> **WHAT IS NEEDED**
Transcribe every entry word for word. Skip the pictures.

* Start *

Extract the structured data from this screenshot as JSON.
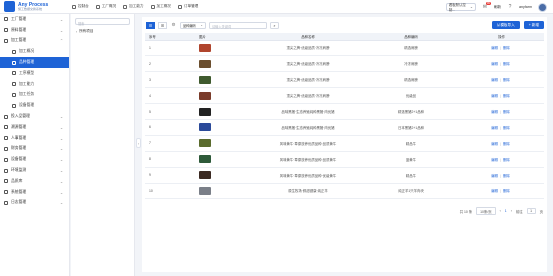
{
  "header": {
    "logo_title": "Any Process",
    "logo_subtitle": "施工数据交换系统",
    "nav": [
      "控制台",
      "工厂概况",
      "加工能力",
      "加工概况",
      "订单管理"
    ],
    "project_select": "看板默认控制...",
    "message_badge": "99",
    "refresh_label": "刷新",
    "user_name": "anyfarm"
  },
  "sidebar": {
    "items": [
      {
        "label": "工厂管理",
        "chev": "⌄"
      },
      {
        "label": "原料管理",
        "chev": "⌄"
      },
      {
        "label": "加工管理",
        "chev": "⌃"
      },
      {
        "label": "加工概况",
        "sub": true
      },
      {
        "label": "品种管理",
        "sub": true,
        "active": true
      },
      {
        "label": "工序模型",
        "sub": true
      },
      {
        "label": "加工能力",
        "sub": true
      },
      {
        "label": "加工任务",
        "sub": true
      },
      {
        "label": "设备管理",
        "sub": true
      },
      {
        "label": "投入品管理",
        "chev": "⌄"
      },
      {
        "label": "溯源管理",
        "chev": "⌄"
      },
      {
        "label": "人事管理",
        "chev": "⌄"
      },
      {
        "label": "财务管理",
        "chev": "⌄"
      },
      {
        "label": "设备管理",
        "chev": "⌄"
      },
      {
        "label": "环境监测",
        "chev": "⌄"
      },
      {
        "label": "品质库",
        "chev": "⌄"
      },
      {
        "label": "系统管理",
        "chev": "⌄"
      },
      {
        "label": "日志管理",
        "chev": "⌄"
      }
    ]
  },
  "tree": {
    "search_placeholder": "搜索",
    "root_label": "所有项目"
  },
  "toolbar": {
    "field_select": "品种编码",
    "search_placeholder": "请输入关键词",
    "import_label": "从模板导入",
    "add_label": "+ 新增"
  },
  "table": {
    "columns": [
      "序号",
      "图片",
      "品种名称",
      "品种编码",
      "操作"
    ],
    "rows": [
      {
        "no": "1",
        "name": "顶尖之牌·优级品质·冷冻肩膀",
        "code": "精选肩膀",
        "color": "#b0452e"
      },
      {
        "no": "2",
        "name": "顶尖之牌·优级品质·冷冻肩膀",
        "code": "冷冻肩膀",
        "color": "#6b4e2e"
      },
      {
        "no": "3",
        "name": "顶尖之牌·优级品质·冷冻肩膀",
        "code": "精选肩膀",
        "color": "#3f5a2e"
      },
      {
        "no": "4",
        "name": "顶尖之牌·优级品质·冷冻肩膀",
        "code": "优级品",
        "color": "#7a3b2a"
      },
      {
        "no": "5",
        "name": "品味黑猪·生态养殖纯种黑猪·肉优猪",
        "code": "精选黑猪2+1品种",
        "color": "#222222"
      },
      {
        "no": "6",
        "name": "品味黑猪·生态养殖纯种黑猪·肉优猪",
        "code": "日本黑猪2+1品种",
        "color": "#2b4a9a"
      },
      {
        "no": "7",
        "name": "风味黄牛·草原放养优质品种·品质黄牛",
        "code": "精品牛",
        "color": "#5a6b2e"
      },
      {
        "no": "8",
        "name": "风味黄牛·草原放养优质品种·品质黄牛",
        "code": "蓝黄牛",
        "color": "#2e5a3a"
      },
      {
        "no": "9",
        "name": "风味黄牛·草原放养优质品种·优级黄牛",
        "code": "精品牛",
        "color": "#3b2a22"
      },
      {
        "no": "10",
        "name": "原生牧场·鲜甜健康·纯正羊",
        "code": "纯正羊1只羊肉块",
        "color": "#7a7f88"
      }
    ],
    "edit_label": "编辑",
    "delete_label": "删除"
  },
  "pager": {
    "total": "共 10 条",
    "page_size": "10条/页",
    "prev": "‹",
    "page": "1",
    "next": "›",
    "goto": "前往",
    "goto_value": "1",
    "page_unit": "页"
  }
}
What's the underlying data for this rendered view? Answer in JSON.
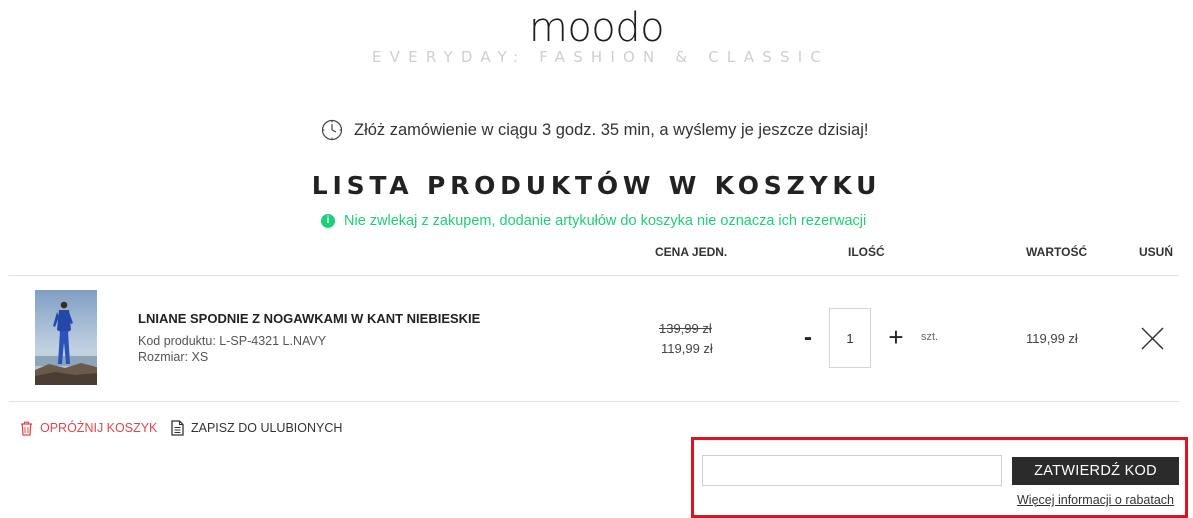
{
  "brand": {
    "logo": "moodo",
    "tagline": "EVERYDAY: FASHION & CLASSIC"
  },
  "shipping_notice": {
    "icon": "clock-icon",
    "text": "Złóż zamówienie w ciągu 3 godz. 35 min, a wyślemy je jeszcze dzisiaj!"
  },
  "cart": {
    "title": "LISTA PRODUKTÓW W KOSZYKU",
    "notice": {
      "icon": "info-icon",
      "icon_glyph": "i",
      "text": "Nie zwlekaj z zakupem, dodanie artykułów do koszyka nie oznacza ich rezerwacji",
      "color": "#1ecf7a"
    },
    "columns": {
      "unit_price": "CENA JEDN.",
      "quantity": "ILOŚĆ",
      "total": "WARTOŚĆ",
      "remove": "USUŃ"
    },
    "items": [
      {
        "name": "LNIANE SPODNIE Z NOGAWKAMI W KANT NIEBIESKIE",
        "code_line": "Kod produktu: L-SP-4321 L.NAVY",
        "size_line": "Rozmiar: XS",
        "price_old": "139,99 zł",
        "price_new": "119,99 zł",
        "qty_minus": "-",
        "qty_value": "1",
        "qty_plus": "+",
        "qty_unit": "szt.",
        "line_total": "119,99 zł"
      }
    ],
    "actions": {
      "empty_cart": "OPRÓŻNIJ KOSZYK",
      "empty_cart_color": "#e0474c",
      "save_favorites": "ZAPISZ DO ULUBIONYCH"
    }
  },
  "coupon": {
    "input_value": "",
    "button_label": "ZATWIERDŹ KOD",
    "info_link": "Więcej informacji o rabatach",
    "highlight_color": "#e3111f"
  }
}
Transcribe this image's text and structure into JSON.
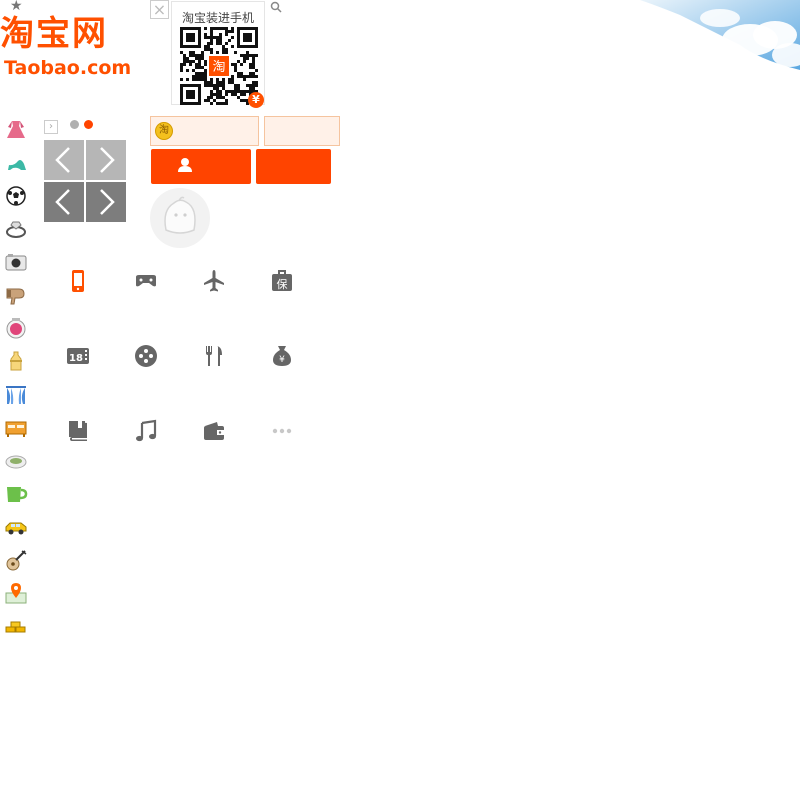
{
  "logo": {
    "cn": "淘宝网",
    "en": "Taobao.com"
  },
  "qr": {
    "caption": "淘宝装进手机",
    "badge": "¥",
    "center_mark": "淘"
  },
  "login": {
    "coin_mark": "淘"
  },
  "categories": [
    "dress-icon",
    "high-heel-icon",
    "soccer-ball-icon",
    "ring-icon",
    "camera-icon",
    "hair-dryer-icon",
    "makeup-icon",
    "baby-bottle-icon",
    "curtain-icon",
    "furniture-icon",
    "food-icon",
    "cup-icon",
    "car-icon",
    "guitar-icon",
    "map-pin-icon",
    "gold-bars-icon"
  ],
  "services": [
    "mobile-phone-icon",
    "game-controller-icon",
    "airplane-icon",
    "insurance-icon",
    "movie-18-icon",
    "gamepad-icon",
    "restaurant-icon",
    "money-bag-icon",
    "book-icon",
    "music-icon",
    "wallet-icon",
    "more-icon"
  ],
  "colors": {
    "brand": "#ff5000",
    "button": "#ff4400",
    "nav_gray_light": "#b6b6b6",
    "nav_gray_dark": "#7d7d7d",
    "icon_gray": "#666666"
  }
}
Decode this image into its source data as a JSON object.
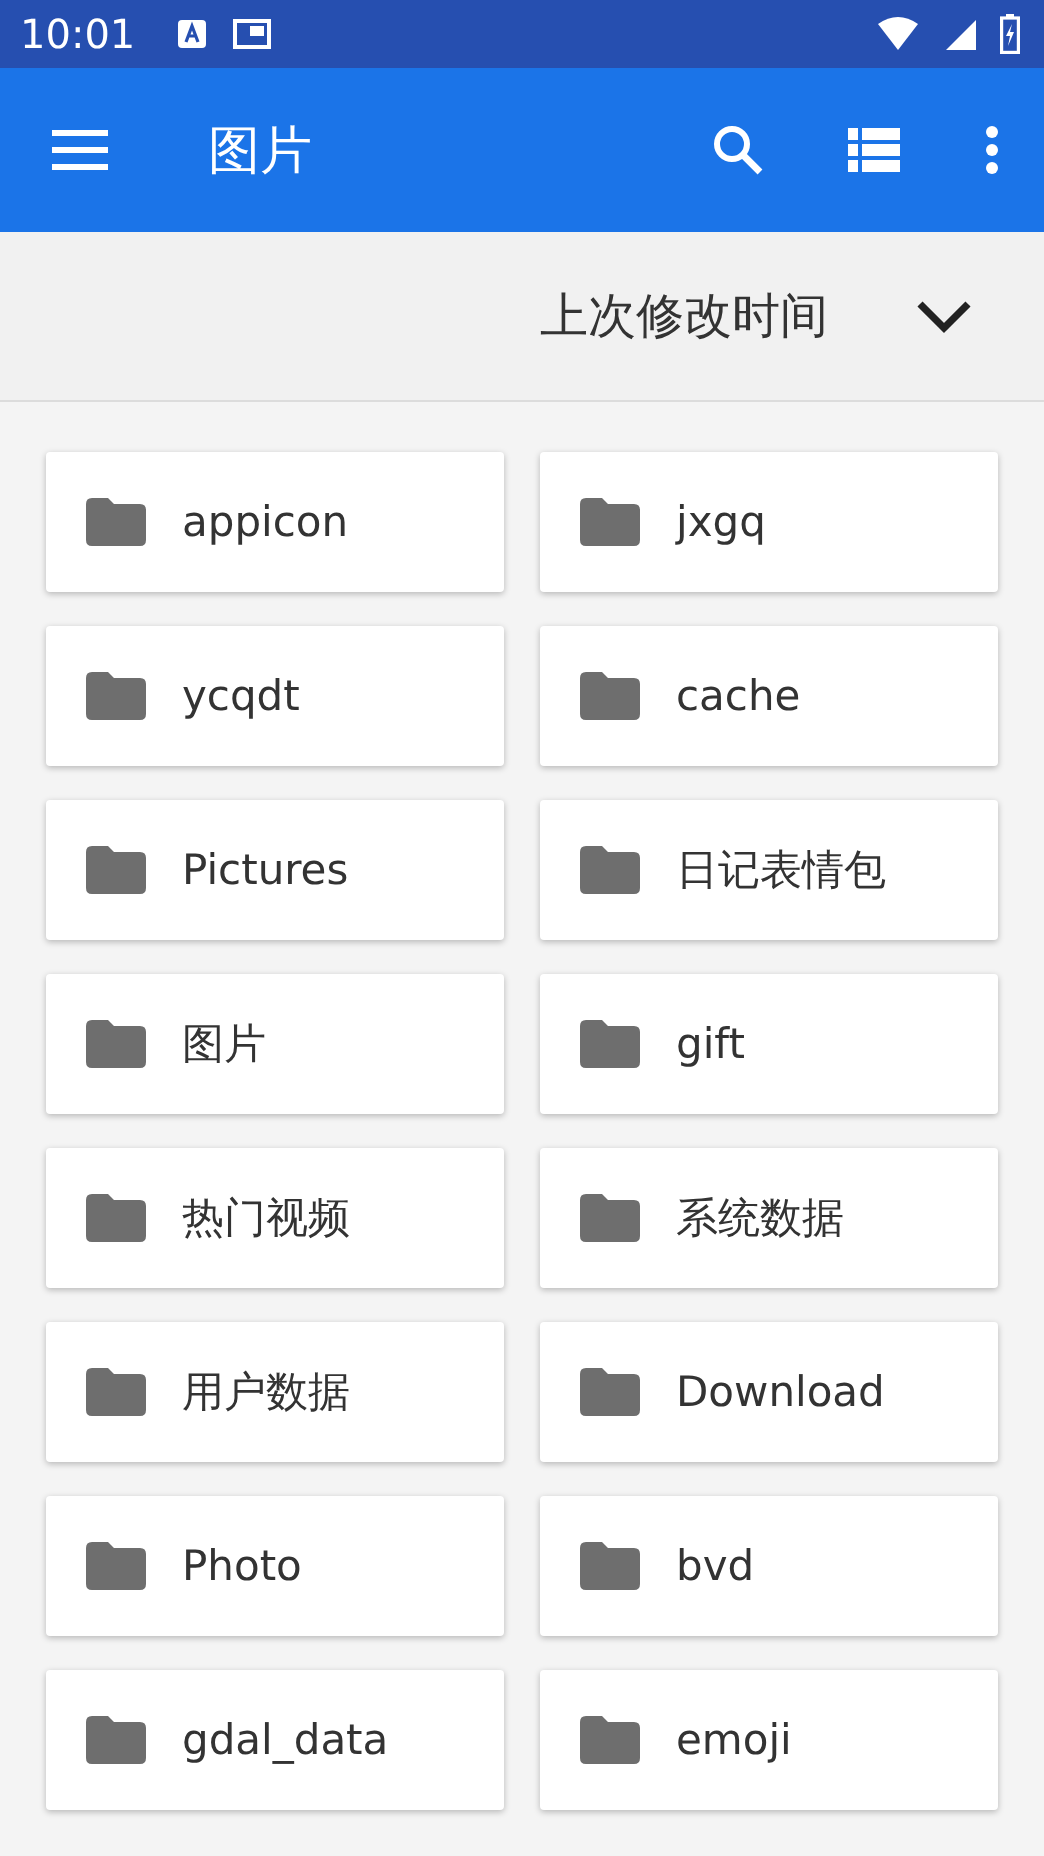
{
  "status_bar": {
    "time": "10:01"
  },
  "app_bar": {
    "title": "图片"
  },
  "sort_bar": {
    "label": "上次修改时间"
  },
  "folders": [
    {
      "name": "appicon"
    },
    {
      "name": "jxgq"
    },
    {
      "name": "ycqdt"
    },
    {
      "name": "cache"
    },
    {
      "name": "Pictures"
    },
    {
      "name": "日记表情包"
    },
    {
      "name": "图片"
    },
    {
      "name": "gift"
    },
    {
      "name": "热门视频"
    },
    {
      "name": "系统数据"
    },
    {
      "name": "用户数据"
    },
    {
      "name": "Download"
    },
    {
      "name": "Photo"
    },
    {
      "name": "bvd"
    },
    {
      "name": "gdal_data"
    },
    {
      "name": "emoji"
    }
  ]
}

* End *

> **REPLY TO THE TASK**
Extract the structured data from this screenshot as JSON.
{
  "header": {
    "logo_title": "Any Process",
    "logo_subtitle": "施工数据交换系统",
    "nav": [
      "控制台",
      "工厂概况",
      "加工能力",
      "加工概况",
      "订单管理"
    ],
    "project_select": "看板默认控制...",
    "message_badge": "99",
    "refresh_label": "刷新",
    "user_name": "anyfarm"
  },
  "sidebar": {
    "items": [
      {
        "label": "工厂管理",
        "chev": "⌄"
      },
      {
        "label": "原料管理",
        "chev": "⌄"
      },
      {
        "label": "加工管理",
        "chev": "⌃"
      },
      {
        "label": "加工概况",
        "sub": true
      },
      {
        "label": "品种管理",
        "sub": true,
        "active": true
      },
      {
        "label": "工序模型",
        "sub": true
      },
      {
        "label": "加工能力",
        "sub": true
      },
      {
        "label": "加工任务",
        "sub": true
      },
      {
        "label": "设备管理",
        "sub": true
      },
      {
        "label": "投入品管理",
        "chev": "⌄"
      },
      {
        "label": "溯源管理",
        "chev": "⌄"
      },
      {
        "label": "人事管理",
        "chev": "⌄"
      },
      {
        "label": "财务管理",
        "chev": "⌄"
      },
      {
        "label": "设备管理",
        "chev": "⌄"
      },
      {
        "label": "环境监测",
        "chev": "⌄"
      },
      {
        "label": "品质库",
        "chev": "⌄"
      },
      {
        "label": "系统管理",
        "chev": "⌄"
      },
      {
        "label": "日志管理",
        "chev": "⌄"
      }
    ]
  },
  "tree": {
    "search_placeholder": "搜索",
    "root_label": "所有项目"
  },
  "toolbar": {
    "field_select": "品种编码",
    "search_placeholder": "请输入关键词",
    "import_label": "从模板导入",
    "add_label": "+ 新增"
  },
  "table": {
    "columns": [
      "序号",
      "图片",
      "品种名称",
      "品种编码",
      "操作"
    ],
    "rows": [
      {
        "no": "1",
        "name": "顶尖之牌·优级品质·冷冻肩膀",
        "code": "精选肩膀",
        "color": "#b0452e"
      },
      {
        "no": "2",
        "name": "顶尖之牌·优级品质·冷冻肩膀",
        "code": "冷冻肩膀",
        "color": "#6b4e2e"
      },
      {
        "no": "3",
        "name": "顶尖之牌·优级品质·冷冻肩膀",
        "code": "精选肩膀",
        "color": "#3f5a2e"
      },
      {
        "no": "4",
        "name": "顶尖之牌·优级品质·冷冻肩膀",
        "code": "优级品",
        "color": "#7a3b2a"
      },
      {
        "no": "5",
        "name": "品味黑猪·生态养殖纯种黑猪·肉优猪",
        "code": "精选黑猪2+1品种",
        "color": "#222222"
      },
      {
        "no": "6",
        "name": "品味黑猪·生态养殖纯种黑猪·肉优猪",
        "code": "日本黑猪2+1品种",
        "color": "#2b4a9a"
      },
      {
        "no": "7",
        "name": "风味黄牛·草原放养优质品种·品质黄牛",
        "code": "精品牛",
        "color": "#5a6b2e"
      },
      {
        "no": "8",
        "name": "风味黄牛·草原放养优质品种·品质黄牛",
        "code": "蓝黄牛",
        "color": "#2e5a3a"
      },
      {
        "no": "9",
        "name": "风味黄牛·草原放养优质品种·优级黄牛",
        "code": "精品牛",
        "color": "#3b2a22"
      },
      {
        "no": "10",
        "name": "原生牧场·鲜甜健康·纯正羊",
        "code": "纯正羊1只羊肉块",
        "color": "#7a7f88"
      }
    ],
    "edit_label": "编辑",
    "delete_label": "删除"
  },
  "pager": {
    "total": "共 10 条",
    "page_size": "10条/页",
    "prev": "‹",
    "page": "1",
    "next": "›",
    "goto": "前往",
    "goto_value": "1",
    "page_unit": "页"
  }
}
What's the underlying data for this rendered view? Answer in JSON.
{
  "brand": {
    "logo": "moodo",
    "tagline": "EVERYDAY: FASHION & CLASSIC"
  },
  "shipping_notice": {
    "icon": "clock-icon",
    "text": "Złóż zamówienie w ciągu 3 godz. 35 min, a wyślemy je jeszcze dzisiaj!"
  },
  "cart": {
    "title": "LISTA PRODUKTÓW W KOSZYKU",
    "notice": {
      "icon": "info-icon",
      "icon_glyph": "i",
      "text": "Nie zwlekaj z zakupem, dodanie artykułów do koszyka nie oznacza ich rezerwacji",
      "color": "#1ecf7a"
    },
    "columns": {
      "unit_price": "CENA JEDN.",
      "quantity": "ILOŚĆ",
      "total": "WARTOŚĆ",
      "remove": "USUŃ"
    },
    "items": [
      {
        "name": "LNIANE SPODNIE Z NOGAWKAMI W KANT NIEBIESKIE",
        "code_line": "Kod produktu: L-SP-4321 L.NAVY",
        "size_line": "Rozmiar: XS",
        "price_old": "139,99 zł",
        "price_new": "119,99 zł",
        "qty_minus": "-",
        "qty_value": "1",
        "qty_plus": "+",
        "qty_unit": "szt.",
        "line_total": "119,99 zł"
      }
    ],
    "actions": {
      "empty_cart": "OPRÓŻNIJ KOSZYK",
      "empty_cart_color": "#e0474c",
      "save_favorites": "ZAPISZ DO ULUBIONYCH"
    }
  },
  "coupon": {
    "input_value": "",
    "button_label": "ZATWIERDŹ KOD",
    "info_link": "Więcej informacji o rabatach",
    "highlight_color": "#e3111f"
  }
}
Transcribe this image's text and structure into JSON.
{
  "logo": {
    "cn": "淘宝网",
    "en": "Taobao.com"
  },
  "qr": {
    "caption": "淘宝装进手机",
    "badge": "¥",
    "center_mark": "淘"
  },
  "login": {
    "coin_mark": "淘"
  },
  "categories": [
    "dress-icon",
    "high-heel-icon",
    "soccer-ball-icon",
    "ring-icon",
    "camera-icon",
    "hair-dryer-icon",
    "makeup-icon",
    "baby-bottle-icon",
    "curtain-icon",
    "furniture-icon",
    "food-icon",
    "cup-icon",
    "car-icon",
    "guitar-icon",
    "map-pin-icon",
    "gold-bars-icon"
  ],
  "services": [
    "mobile-phone-icon",
    "game-controller-icon",
    "airplane-icon",
    "insurance-icon",
    "movie-18-icon",
    "gamepad-icon",
    "restaurant-icon",
    "money-bag-icon",
    "book-icon",
    "music-icon",
    "wallet-icon",
    "more-icon"
  ],
  "colors": {
    "brand": "#ff5000",
    "button": "#ff4400",
    "nav_gray_light": "#b6b6b6",
    "nav_gray_dark": "#7d7d7d",
    "icon_gray": "#666666"
  }
}
Decode this image into its source data as a JSON object.
{
  "status_bar": {
    "time": "10:01"
  },
  "app_bar": {
    "title": "图片"
  },
  "sort_bar": {
    "label": "上次修改时间"
  },
  "folders": [
    {
      "name": "appicon"
    },
    {
      "name": "jxgq"
    },
    {
      "name": "ycqdt"
    },
    {
      "name": "cache"
    },
    {
      "name": "Pictures"
    },
    {
      "name": "日记表情包"
    },
    {
      "name": "图片"
    },
    {
      "name": "gift"
    },
    {
      "name": "热门视频"
    },
    {
      "name": "系统数据"
    },
    {
      "name": "用户数据"
    },
    {
      "name": "Download"
    },
    {
      "name": "Photo"
    },
    {
      "name": "bvd"
    },
    {
      "name": "gdal_data"
    },
    {
      "name": "emoji"
    }
  ]
}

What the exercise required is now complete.